- **Exercise objective**:
Each record is to be transcribed exactly.

-.-.-

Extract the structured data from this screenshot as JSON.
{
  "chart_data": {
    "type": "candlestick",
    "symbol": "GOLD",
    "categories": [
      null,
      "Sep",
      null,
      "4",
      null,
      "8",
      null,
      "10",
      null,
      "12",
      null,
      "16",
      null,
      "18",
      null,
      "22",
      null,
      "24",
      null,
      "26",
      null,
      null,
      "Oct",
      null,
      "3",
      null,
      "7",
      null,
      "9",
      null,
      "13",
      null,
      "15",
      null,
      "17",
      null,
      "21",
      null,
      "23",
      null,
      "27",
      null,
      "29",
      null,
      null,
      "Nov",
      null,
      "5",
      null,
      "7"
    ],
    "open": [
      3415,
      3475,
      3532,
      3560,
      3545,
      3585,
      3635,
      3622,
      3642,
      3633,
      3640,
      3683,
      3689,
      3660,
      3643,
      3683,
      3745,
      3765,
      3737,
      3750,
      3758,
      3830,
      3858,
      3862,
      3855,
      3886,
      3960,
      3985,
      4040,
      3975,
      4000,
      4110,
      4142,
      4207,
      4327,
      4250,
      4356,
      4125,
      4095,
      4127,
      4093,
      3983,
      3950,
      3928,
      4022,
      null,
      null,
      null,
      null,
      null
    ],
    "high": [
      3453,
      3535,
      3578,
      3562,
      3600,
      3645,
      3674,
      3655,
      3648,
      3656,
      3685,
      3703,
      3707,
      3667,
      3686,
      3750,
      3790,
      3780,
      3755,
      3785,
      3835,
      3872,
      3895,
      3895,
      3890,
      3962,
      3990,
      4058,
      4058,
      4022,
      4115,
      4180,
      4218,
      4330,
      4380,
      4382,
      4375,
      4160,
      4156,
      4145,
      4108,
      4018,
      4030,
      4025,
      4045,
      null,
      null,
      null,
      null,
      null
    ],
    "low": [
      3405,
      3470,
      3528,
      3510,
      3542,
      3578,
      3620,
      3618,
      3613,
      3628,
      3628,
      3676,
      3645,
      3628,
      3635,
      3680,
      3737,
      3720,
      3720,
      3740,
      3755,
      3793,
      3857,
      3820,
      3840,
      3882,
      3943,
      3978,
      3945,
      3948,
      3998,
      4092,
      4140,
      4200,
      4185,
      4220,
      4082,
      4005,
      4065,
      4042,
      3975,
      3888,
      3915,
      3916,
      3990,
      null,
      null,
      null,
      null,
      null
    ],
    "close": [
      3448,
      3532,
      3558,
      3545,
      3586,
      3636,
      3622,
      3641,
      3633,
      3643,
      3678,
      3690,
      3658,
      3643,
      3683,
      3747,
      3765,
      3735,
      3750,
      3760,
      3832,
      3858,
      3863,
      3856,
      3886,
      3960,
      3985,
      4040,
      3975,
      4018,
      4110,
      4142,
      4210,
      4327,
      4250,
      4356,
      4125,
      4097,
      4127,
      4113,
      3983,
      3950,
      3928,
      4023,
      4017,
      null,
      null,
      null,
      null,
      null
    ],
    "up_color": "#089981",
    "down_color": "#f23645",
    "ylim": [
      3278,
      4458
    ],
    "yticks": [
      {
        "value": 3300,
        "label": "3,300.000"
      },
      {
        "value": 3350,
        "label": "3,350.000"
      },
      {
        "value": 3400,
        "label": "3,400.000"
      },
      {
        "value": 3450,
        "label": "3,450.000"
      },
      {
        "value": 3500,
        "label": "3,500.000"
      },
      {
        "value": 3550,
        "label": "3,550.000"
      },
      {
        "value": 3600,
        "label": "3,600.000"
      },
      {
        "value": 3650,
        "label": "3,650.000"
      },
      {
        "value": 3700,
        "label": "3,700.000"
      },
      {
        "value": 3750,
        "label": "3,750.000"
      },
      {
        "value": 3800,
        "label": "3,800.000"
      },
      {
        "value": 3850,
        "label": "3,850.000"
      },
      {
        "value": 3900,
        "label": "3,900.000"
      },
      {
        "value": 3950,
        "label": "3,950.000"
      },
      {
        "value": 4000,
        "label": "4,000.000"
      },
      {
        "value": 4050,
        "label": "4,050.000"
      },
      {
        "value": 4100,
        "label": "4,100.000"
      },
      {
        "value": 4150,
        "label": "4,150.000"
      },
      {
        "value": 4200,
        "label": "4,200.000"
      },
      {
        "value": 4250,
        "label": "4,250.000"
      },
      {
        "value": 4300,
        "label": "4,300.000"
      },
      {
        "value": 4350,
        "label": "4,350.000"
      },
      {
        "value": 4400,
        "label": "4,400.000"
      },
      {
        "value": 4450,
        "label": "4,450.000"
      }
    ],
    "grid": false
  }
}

-.-.-

- **Output of the task**:
Extract the structured data from this screenshot as JSON.
{
  "chart_data": {
    "type": "candlestick",
    "symbol": "GOLD",
    "categories": [
      null,
      "Sep",
      null,
      "4",
      null,
      "8",
      null,
      "10",
      null,
      "12",
      null,
      "16",
      null,
      "18",
      null,
      "22",
      null,
      "24",
      null,
      "26",
      null,
      null,
      "Oct",
      null,
      "3",
      null,
      "7",
      null,
      "9",
      null,
      "13",
      null,
      "15",
      null,
      "17",
      null,
      "21",
      null,
      "23",
      null,
      "27",
      null,
      "29",
      null,
      null,
      "Nov",
      null,
      "5",
      null,
      "7"
    ],
    "open": [
      3415,
      3475,
      3532,
      3560,
      3545,
      3585,
      3635,
      3622,
      3642,
      3633,
      3640,
      3683,
      3689,
      3660,
      3643,
      3683,
      3745,
      3765,
      3737,
      3750,
      3758,
      3830,
      3858,
      3862,
      3855,
      3886,
      3960,
      3985,
      4040,
      3975,
      4000,
      4110,
      4142,
      4207,
      4327,
      4250,
      4356,
      4125,
      4095,
      4127,
      4093,
      3983,
      3950,
      3928,
      4022,
      null,
      null,
      null,
      null,
      null
    ],
    "high": [
      3453,
      3535,
      3578,
      3562,
      3600,
      3645,
      3674,
      3655,
      3648,
      3656,
      3685,
      3703,
      3707,
      3667,
      3686,
      3750,
      3790,
      3780,
      3755,
      3785,
      3835,
      3872,
      3895,
      3895,
      3890,
      3962,
      3990,
      4058,
      4058,
      4022,
      4115,
      4180,
      4218,
      4330,
      4380,
      4382,
      4375,
      4160,
      4156,
      4145,
      4108,
      4018,
      4030,
      4025,
      4045,
      null,
      null,
      null,
      null,
      null
    ],
    "low": [
      3405,
      3470,
      3528,
      3510,
      3542,
      3578,
      3620,
      3618,
      3613,
      3628,
      3628,
      3676,
      3645,
      3628,
      3635,
      3680,
      3737,
      3720,
      3720,
      3740,
      3755,
      3793,
      3857,
      3820,
      3840,
      3882,
      3943,
      3978,
      3945,
      3948,
      3998,
      4092,
      4140,
      4200,
      4185,
      4220,
      4082,
      4005,
      4065,
      4042,
      3975,
      3888,
      3915,
      3916,
      3990,
      null,
      null,
      null,
      null,
      null
    ],
    "close": [
      3448,
      3532,
      3558,
      3545,
      3586,
      3636,
      3622,
      3641,
      3633,
      3643,
      3678,
      3690,
      3658,
      3643,
      3683,
      3747,
      3765,
      3735,
      3750,
      3760,
      3832,
      3858,
      3863,
      3856,
      3886,
      3960,
      3985,
      4040,
      3975,
      4018,
      4110,
      4142,
      4210,
      4327,
      4250,
      4356,
      4125,
      4097,
      4127,
      4113,
      3983,
      3950,
      3928,
      4023,
      4017,
      null,
      null,
      null,
      null,
      null
    ],
    "up_color": "#089981",
    "down_color": "#f23645",
    "ylim": [
      3278,
      4458
    ],
    "yticks": [
      {
        "value": 3300,
        "label": "3,300.000"
      },
      {
        "value": 3350,
        "label": "3,350.000"
      },
      {
        "value": 3400,
        "label": "3,400.000"
      },
      {
        "value": 3450,
        "label": "3,450.000"
      },
      {
        "value": 3500,
        "label": "3,500.000"
      },
      {
        "value": 3550,
        "label": "3,550.000"
      },
      {
        "value": 3600,
        "label": "3,600.000"
      },
      {
        "value": 3650,
        "label": "3,650.000"
      },
      {
        "value": 3700,
        "label": "3,700.000"
      },
      {
        "value": 3750,
        "label": "3,750.000"
      },
      {
        "value": 3800,
        "label": "3,800.000"
      },
      {
        "value": 3850,
        "label": "3,850.000"
      },
      {
        "value": 3900,
        "label": "3,900.000"
      },
      {
        "value": 3950,
        "label": "3,950.000"
      },
      {
        "value": 4000,
        "label": "4,000.000"
      },
      {
        "value": 4050,
        "label": "4,050.000"
      },
      {
        "value": 4100,
        "label": "4,100.000"
      },
      {
        "value": 4150,
        "label": "4,150.000"
      },
      {
        "value": 4200,
        "label": "4,200.000"
      },
      {
        "value": 4250,
        "label": "4,250.000"
      },
      {
        "value": 4300,
        "label": "4,300.000"
      },
      {
        "value": 4350,
        "label": "4,350.000"
      },
      {
        "value": 4400,
        "label": "4,400.000"
      },
      {
        "value": 4450,
        "label": "4,450.000"
      }
    ],
    "grid": false
  }
}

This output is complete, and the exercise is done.